# Task description
Set down each line of the data exactly, but not the pictures.

# Exercise data
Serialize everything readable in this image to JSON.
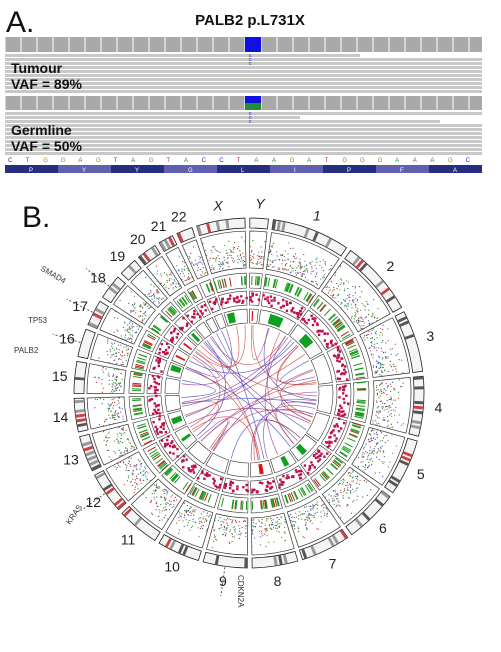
{
  "panel_a": {
    "letter": "A.",
    "title": "PALB2 p.L731X",
    "tumour": {
      "label": "Tumour",
      "vaf": "VAF = 89%"
    },
    "germline": {
      "label": "Germline",
      "vaf": "VAF = 50%"
    },
    "sequence": [
      "C",
      "T",
      "G",
      "G",
      "A",
      "G",
      "T",
      "A",
      "G",
      "T",
      "A",
      "C",
      "C",
      "T",
      "A",
      "A",
      "G",
      "A",
      "T",
      "G",
      "G",
      "G",
      "A",
      "A",
      "A",
      "G",
      "C"
    ],
    "amino_acids": [
      "P",
      "Y",
      "Y",
      "G",
      "L",
      "I",
      "P",
      "F",
      "A"
    ],
    "colors": {
      "variant_top": "#1010e0",
      "variant_het": "#1f8f2f",
      "read": "#c8c8c8",
      "track_dark": "#1c2d6b"
    }
  },
  "panel_b": {
    "letter": "B.",
    "chromosomes": [
      "1",
      "2",
      "3",
      "4",
      "5",
      "6",
      "7",
      "8",
      "9",
      "10",
      "11",
      "12",
      "13",
      "14",
      "15",
      "16",
      "17",
      "18",
      "19",
      "20",
      "21",
      "22",
      "X",
      "Y"
    ],
    "genes": [
      "SMAD4",
      "TP53",
      "PALB2",
      "KRAS",
      "CDKN2A"
    ]
  }
}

# Exercise result
Serialize everything readable in this image to JSON.
{
  "panel_a": {
    "letter": "A.",
    "title": "PALB2 p.L731X",
    "tumour": {
      "label": "Tumour",
      "vaf": "VAF = 89%"
    },
    "germline": {
      "label": "Germline",
      "vaf": "VAF = 50%"
    },
    "sequence": [
      "C",
      "T",
      "G",
      "G",
      "A",
      "G",
      "T",
      "A",
      "G",
      "T",
      "A",
      "C",
      "C",
      "T",
      "A",
      "A",
      "G",
      "A",
      "T",
      "G",
      "G",
      "G",
      "A",
      "A",
      "A",
      "G",
      "C"
    ],
    "amino_acids": [
      "P",
      "Y",
      "Y",
      "G",
      "L",
      "I",
      "P",
      "F",
      "A"
    ],
    "colors": {
      "variant_top": "#1010e0",
      "variant_het": "#1f8f2f",
      "read": "#c8c8c8",
      "track_dark": "#1c2d6b"
    }
  },
  "panel_b": {
    "letter": "B.",
    "chromosomes": [
      "1",
      "2",
      "3",
      "4",
      "5",
      "6",
      "7",
      "8",
      "9",
      "10",
      "11",
      "12",
      "13",
      "14",
      "15",
      "16",
      "17",
      "18",
      "19",
      "20",
      "21",
      "22",
      "X",
      "Y"
    ],
    "genes": [
      "SMAD4",
      "TP53",
      "PALB2",
      "KRAS",
      "CDKN2A"
    ]
  }
}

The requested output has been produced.